■ Given exercise: Where the data below has the string "name", return the whole line.

■ Records:
--------------------------------

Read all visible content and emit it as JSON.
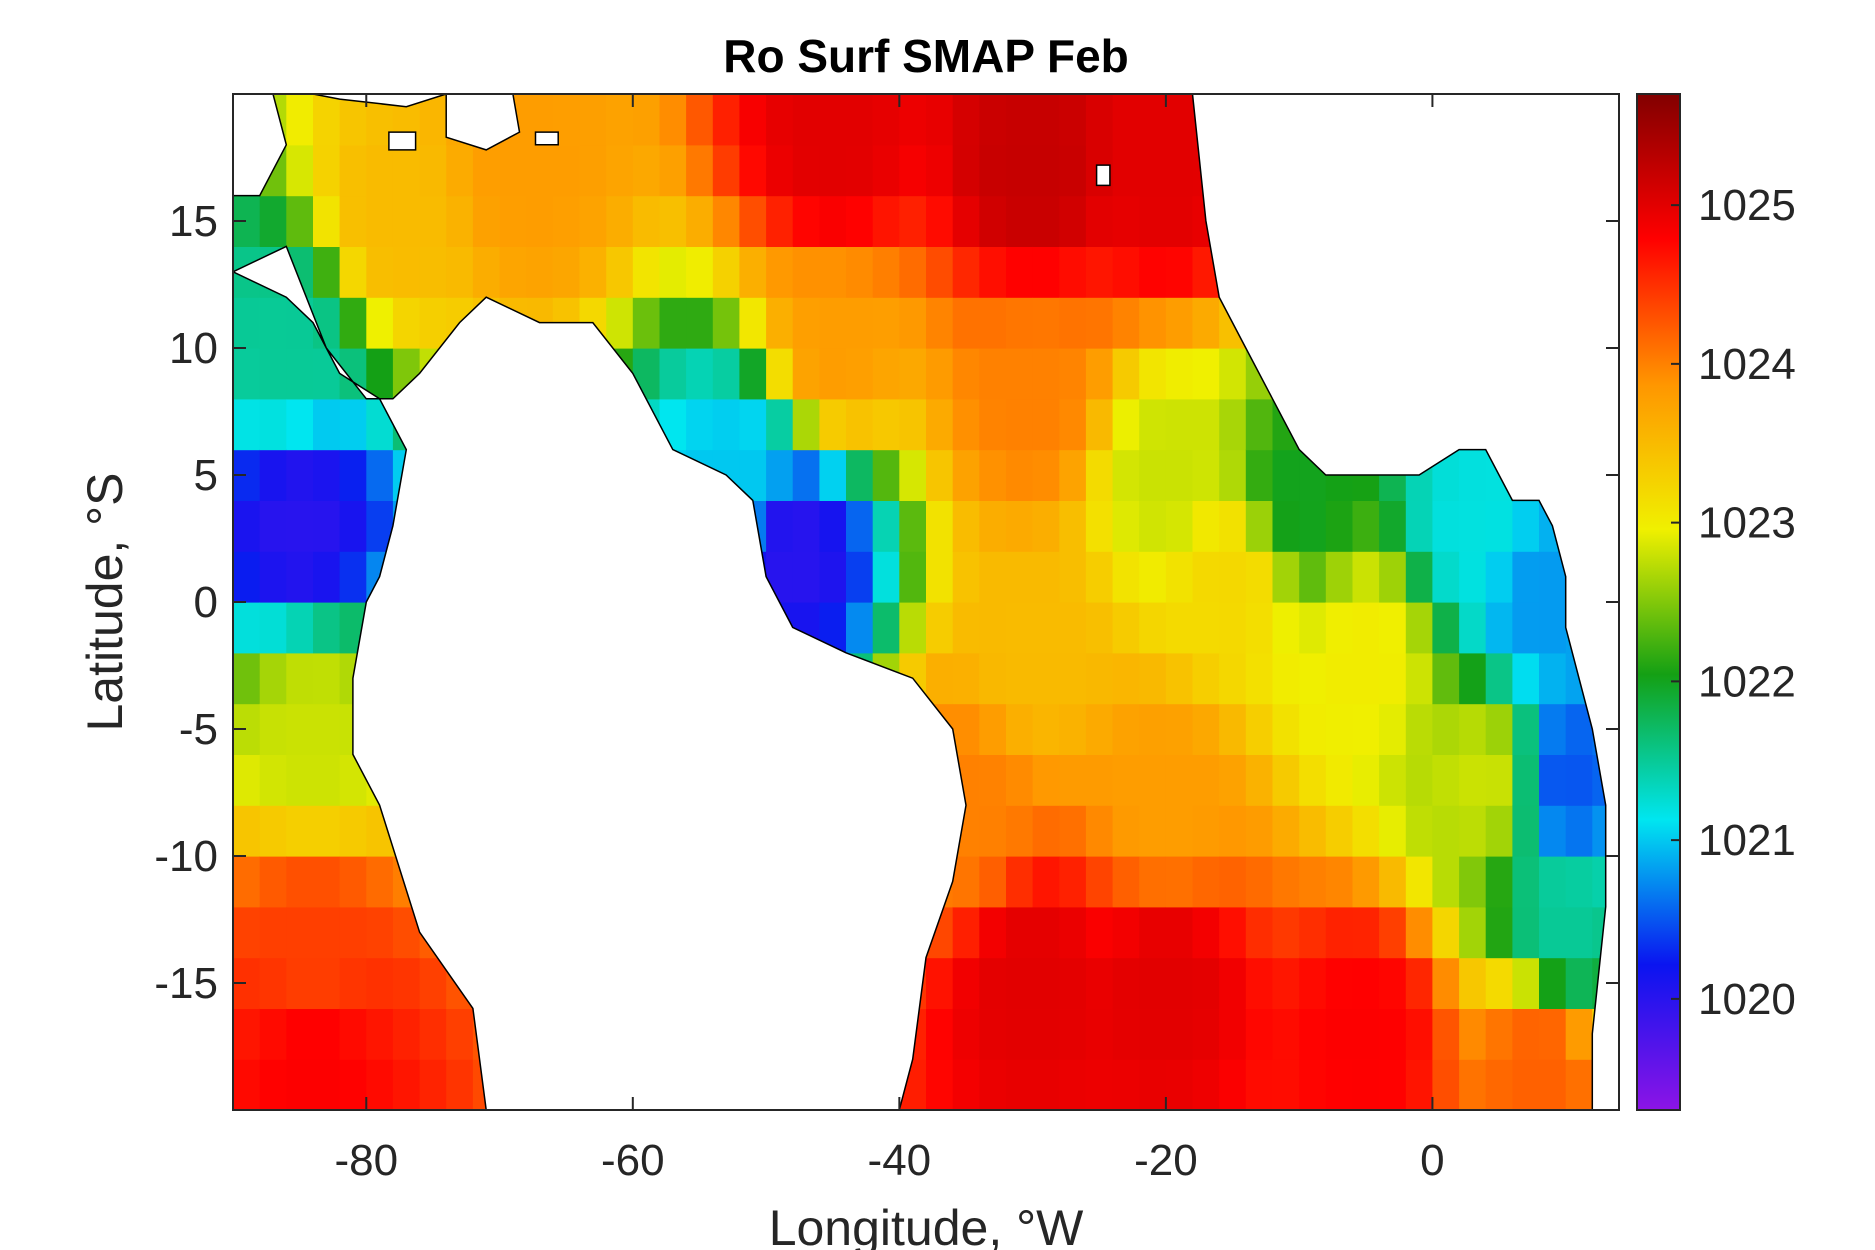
{
  "chart_data": {
    "type": "heatmap",
    "title": "Ro Surf SMAP Feb",
    "xlabel": "Longitude, °W",
    "ylabel": "Latitude, °S",
    "xlim": [
      -90,
      14
    ],
    "ylim": [
      -20,
      20
    ],
    "xticks": [
      -80,
      -60,
      -40,
      -20,
      0
    ],
    "xtick_labels": [
      "-80",
      "-60",
      "-40",
      "-20",
      "0"
    ],
    "yticks": [
      -15,
      -10,
      -5,
      0,
      5,
      10,
      15
    ],
    "ytick_labels": [
      "-15",
      "-10",
      "-5",
      "0",
      "5",
      "10",
      "15"
    ],
    "colorbar": {
      "range": [
        1019.3,
        1025.7
      ],
      "ticks": [
        1020,
        1021,
        1022,
        1023,
        1024,
        1025
      ],
      "tick_labels": [
        "1020",
        "1021",
        "1022",
        "1023",
        "1024",
        "1025"
      ],
      "colormap": [
        "#8c14e6",
        "#0a14f0",
        "#00e6f0",
        "#14a014",
        "#f0f000",
        "#ff9600",
        "#ff0000",
        "#820000"
      ]
    },
    "land_color": "#ffffff",
    "coast_color": "#000000",
    "anchors": [
      {
        "lon": -85,
        "lat": 3,
        "value": 1020.0
      },
      {
        "lon": -86,
        "lat": 10,
        "value": 1021.5
      },
      {
        "lon": -84,
        "lat": -5,
        "value": 1022.8
      },
      {
        "lon": -84,
        "lat": -14,
        "value": 1024.4
      },
      {
        "lon": -84,
        "lat": -18,
        "value": 1024.8
      },
      {
        "lon": -78,
        "lat": 15,
        "value": 1023.5
      },
      {
        "lon": -68,
        "lat": 17,
        "value": 1023.8
      },
      {
        "lon": -52,
        "lat": 5,
        "value": 1021.0
      },
      {
        "lon": -48,
        "lat": 2,
        "value": 1020.0
      },
      {
        "lon": -45,
        "lat": 10,
        "value": 1023.8
      },
      {
        "lon": -45,
        "lat": 18,
        "value": 1025.0
      },
      {
        "lon": -30,
        "lat": 17,
        "value": 1025.2
      },
      {
        "lon": -20,
        "lat": 17,
        "value": 1025.0
      },
      {
        "lon": -30,
        "lat": 8,
        "value": 1024.0
      },
      {
        "lon": -20,
        "lat": 5,
        "value": 1022.8
      },
      {
        "lon": -10,
        "lat": 4,
        "value": 1022.0
      },
      {
        "lon": -15,
        "lat": 1,
        "value": 1023.2
      },
      {
        "lon": -5,
        "lat": -2,
        "value": 1023.0
      },
      {
        "lon": -30,
        "lat": -2,
        "value": 1023.5
      },
      {
        "lon": -20,
        "lat": -8,
        "value": 1023.8
      },
      {
        "lon": -35,
        "lat": -8,
        "value": 1024.0
      },
      {
        "lon": 3,
        "lat": 3,
        "value": 1021.2
      },
      {
        "lon": 8,
        "lat": 0,
        "value": 1020.8
      },
      {
        "lon": 10,
        "lat": -7,
        "value": 1020.5
      },
      {
        "lon": 4,
        "lat": -7,
        "value": 1022.8
      },
      {
        "lon": 10,
        "lat": -13,
        "value": 1021.5
      },
      {
        "lon": -20,
        "lat": -15,
        "value": 1025.0
      },
      {
        "lon": -30,
        "lat": -15,
        "value": 1025.0
      },
      {
        "lon": -5,
        "lat": -17,
        "value": 1024.8
      },
      {
        "lon": 8,
        "lat": -18,
        "value": 1024.2
      }
    ],
    "land_polygons": [
      {
        "name": "south-america",
        "points": [
          [
            -90,
            13
          ],
          [
            -86,
            14
          ],
          [
            -83,
            10
          ],
          [
            -80,
            8
          ],
          [
            -78,
            8
          ],
          [
            -76,
            9
          ],
          [
            -73,
            11
          ],
          [
            -71,
            12
          ],
          [
            -67,
            11
          ],
          [
            -63,
            11
          ],
          [
            -60,
            9
          ],
          [
            -57,
            6
          ],
          [
            -53,
            5
          ],
          [
            -51,
            4
          ],
          [
            -50,
            1
          ],
          [
            -48,
            -1
          ],
          [
            -44,
            -2
          ],
          [
            -39,
            -3
          ],
          [
            -36,
            -5
          ],
          [
            -35,
            -8
          ],
          [
            -36,
            -11
          ],
          [
            -38,
            -14
          ],
          [
            -39,
            -18
          ],
          [
            -40,
            -20
          ],
          [
            -71,
            -20
          ],
          [
            -72,
            -16
          ],
          [
            -76,
            -13
          ],
          [
            -79,
            -8
          ],
          [
            -81,
            -6
          ],
          [
            -81,
            -3
          ],
          [
            -80,
            0
          ],
          [
            -79,
            1
          ],
          [
            -78,
            3
          ],
          [
            -77,
            6
          ],
          [
            -79,
            8
          ],
          [
            -82,
            9
          ],
          [
            -84,
            11
          ],
          [
            -86,
            12
          ],
          [
            -90,
            13
          ]
        ]
      },
      {
        "name": "west-africa",
        "points": [
          [
            -18,
            20
          ],
          [
            -17,
            15
          ],
          [
            -16,
            12
          ],
          [
            -14,
            10
          ],
          [
            -12,
            8
          ],
          [
            -10,
            6
          ],
          [
            -8,
            5
          ],
          [
            -5,
            5
          ],
          [
            -1,
            5
          ],
          [
            2,
            6
          ],
          [
            4,
            6
          ],
          [
            6,
            4
          ],
          [
            8,
            4
          ],
          [
            9,
            3
          ],
          [
            10,
            1
          ],
          [
            10,
            -1
          ],
          [
            12,
            -5
          ],
          [
            13,
            -8
          ],
          [
            13,
            -12
          ],
          [
            12,
            -17
          ],
          [
            12,
            -20
          ],
          [
            14,
            -20
          ],
          [
            14,
            20
          ],
          [
            -18,
            20
          ]
        ]
      },
      {
        "name": "yucatan",
        "points": [
          [
            -90,
            20
          ],
          [
            -87,
            20
          ],
          [
            -86,
            18
          ],
          [
            -88,
            16
          ],
          [
            -90,
            16
          ]
        ]
      },
      {
        "name": "cuba",
        "points": [
          [
            -84,
            20
          ],
          [
            -80,
            20
          ],
          [
            -77,
            20
          ],
          [
            -75,
            20
          ],
          [
            -74,
            20
          ],
          [
            -77,
            19.5
          ],
          [
            -82,
            19.8
          ]
        ]
      },
      {
        "name": "hispaniola",
        "points": [
          [
            -74,
            20
          ],
          [
            -69,
            20
          ],
          [
            -68.5,
            18.5
          ],
          [
            -71,
            17.8
          ],
          [
            -74,
            18.3
          ]
        ]
      },
      {
        "name": "puerto-rico",
        "points": [
          [
            -67.3,
            18.5
          ],
          [
            -65.6,
            18.5
          ],
          [
            -65.6,
            18
          ],
          [
            -67.3,
            18
          ]
        ]
      },
      {
        "name": "jamaica",
        "points": [
          [
            -78.3,
            18.5
          ],
          [
            -76.3,
            18.5
          ],
          [
            -76.3,
            17.8
          ],
          [
            -78.3,
            17.8
          ]
        ]
      },
      {
        "name": "cape-verde",
        "points": [
          [
            -25.2,
            17.2
          ],
          [
            -24.2,
            17.2
          ],
          [
            -24.2,
            16.4
          ],
          [
            -25.2,
            16.4
          ]
        ]
      }
    ]
  }
}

--------------------------------

■ Answer to this problem:
        "name": "south-america",
        "name": "west-africa",
        "name": "yucatan",
        "name": "cuba",
        "name": "hispaniola",
        "name": "puerto-rico",
        "name": "jamaica",
        "name": "cape-verde",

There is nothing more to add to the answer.